Task objective: Copy each line below that contains "据此可知".

Raw data:
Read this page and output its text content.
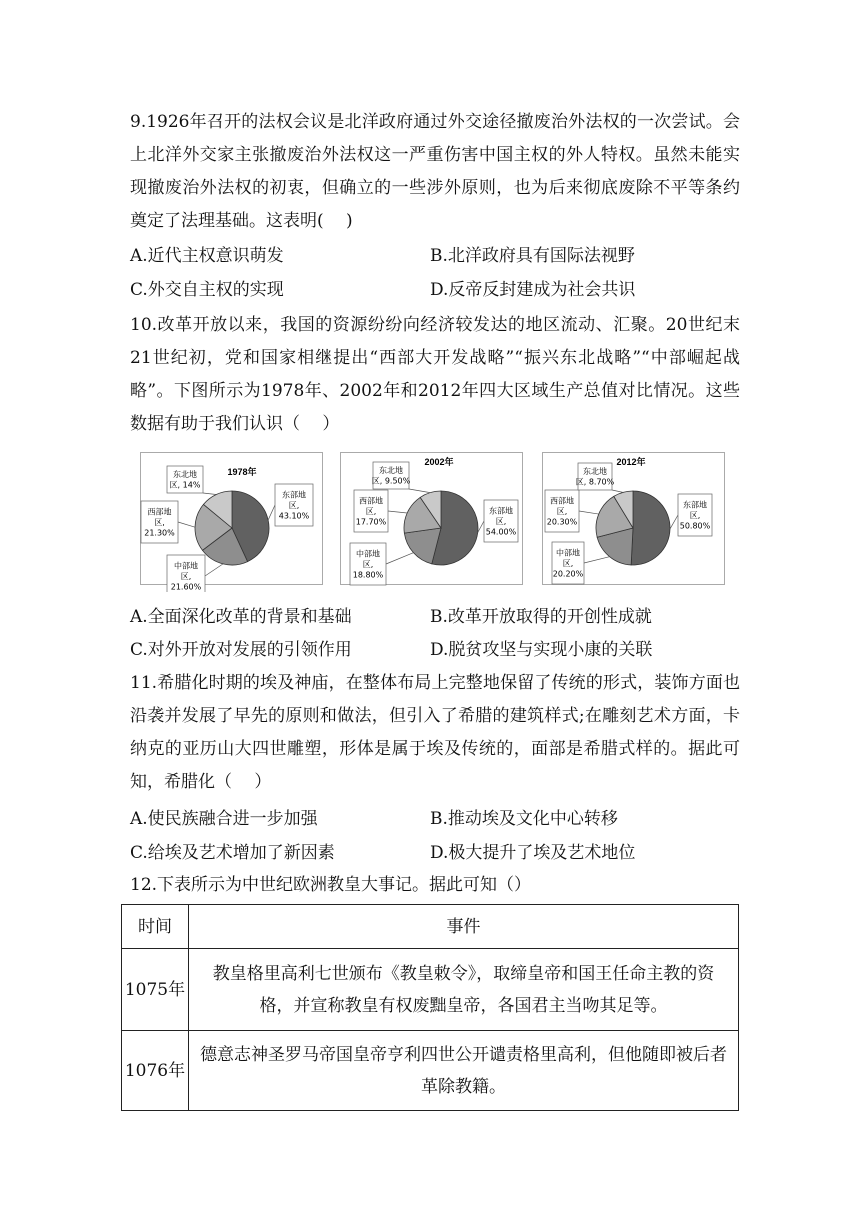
9.1926年召开的法权会议是北洋政府通过外交途径撤废治外法权的一次尝试。会上北洋外交家主张撤废治外法权这一严重伤害中国主权的外人特权。虽然未能实现撤废治外法权的初衷，但确立的一些涉外原则，也为后来彻底废除不平等条约奠定了法理基础。这表明(　 )
A.近代主权意识萌发	B.北洋政府具有国际法视野
C.外交自主权的实现	D.反帝反封建成为社会共识
10.改革开放以来，我国的资源纷纷向经济较发达的地区流动、汇聚。20世纪末21世纪初，党和国家相继提出“西部大开发战略”“振兴东北战略”“中部崛起战略”。下图所示为1978年、2002年和2012年四大区域生产总值对比情况。这些数据有助于我们认识（　 ）
1978年
东部地
区,
43.10%
中部地
区,
21.60%
西部地
区,
21.30%
东北地
区, 14%
2002年
东部地
区,
54.00%
中部地
区,
18.80%
西部地
区,
17.70%
东北地
区, 9.50%
2012年
东部地
区,
50.80%
中部地
区,
20.20%
西部地
区,
20.30%
东北地
区, 8.70%
A.全面深化改革的背景和基础	B.改革开放取得的开创性成就
C.对外开放对发展的引领作用	D.脱贫攻坚与实现小康的关联
11.希腊化时期的埃及神庙，在整体布局上完整地保留了传统的形式，装饰方面也沿袭并发展了早先的原则和做法，但引入了希腊的建筑样式;在雕刻艺术方面，卡纳克的亚历山大四世雕塑，形体是属于埃及传统的，面部是希腊式样的。据此可知，希腊化（　 ）
A.使民族融合进一步加强	B.推动埃及文化中心转移
C.给埃及艺术增加了新因素	D.极大提升了埃及艺术地位
12.下表所示为中世纪欧洲教皇大事记。据此可知（）
时间	事件
1075年	教皇格里高利七世颁布《教皇敕令》，取缔皇帝和国王任命主教的资格，并宣称教皇有权废黜皇帝，各国君主当吻其足等。
1076年	德意志神圣罗马帝国皇帝亨利四世公开谴责格里高利，但他随即被后者革除教籍。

Result:
11.希腊化时期的埃及神庙，在整体布局上完整地保留了传统的形式，装饰方面也沿袭并发展了早先的原则和做法，但引入了希腊的建筑样式;在雕刻艺术方面，卡纳克的亚历山大四世雕塑，形体是属于埃及传统的，面部是希腊式样的。据此可知，希腊化（　 ）
12.下表所示为中世纪欧洲教皇大事记。据此可知（）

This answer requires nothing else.